Print the data that follows exactly.

§

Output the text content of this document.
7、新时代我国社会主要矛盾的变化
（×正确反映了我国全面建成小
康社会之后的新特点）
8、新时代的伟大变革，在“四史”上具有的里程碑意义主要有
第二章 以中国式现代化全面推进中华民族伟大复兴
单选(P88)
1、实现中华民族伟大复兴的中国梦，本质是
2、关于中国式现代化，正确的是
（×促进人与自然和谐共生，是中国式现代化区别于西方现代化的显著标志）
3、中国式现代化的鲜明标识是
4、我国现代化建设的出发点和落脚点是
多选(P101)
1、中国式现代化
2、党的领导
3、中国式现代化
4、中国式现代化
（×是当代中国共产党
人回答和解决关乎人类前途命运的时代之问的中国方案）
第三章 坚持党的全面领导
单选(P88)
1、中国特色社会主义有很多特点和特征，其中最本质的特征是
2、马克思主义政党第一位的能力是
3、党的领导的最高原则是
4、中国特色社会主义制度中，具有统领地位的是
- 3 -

§

## COMPLETE ANSWER
Output the text content of this document.
7、新时代我国社会主要矛盾的变化
（×正确反映了我国全面建成小
康社会之后的新特点）
8、新时代的伟大变革，在“四史”上具有的里程碑意义主要有
第二章 以中国式现代化全面推进中华民族伟大复兴
单选(P88)
1、实现中华民族伟大复兴的中国梦，本质是
2、关于中国式现代化，正确的是
（×促进人与自然和谐共生，是中国式现代化区别于西方现代化的显著标志）
3、中国式现代化的鲜明标识是
4、我国现代化建设的出发点和落脚点是
多选(P101)
1、中国式现代化
2、党的领导
3、中国式现代化
4、中国式现代化
（×是当代中国共产党
人回答和解决关乎人类前途命运的时代之问的中国方案）
第三章 坚持党的全面领导
单选(P88)
1、中国特色社会主义有很多特点和特征，其中最本质的特征是
2、马克思主义政党第一位的能力是
3、党的领导的最高原则是
4、中国特色社会主义制度中，具有统领地位的是
- 3 -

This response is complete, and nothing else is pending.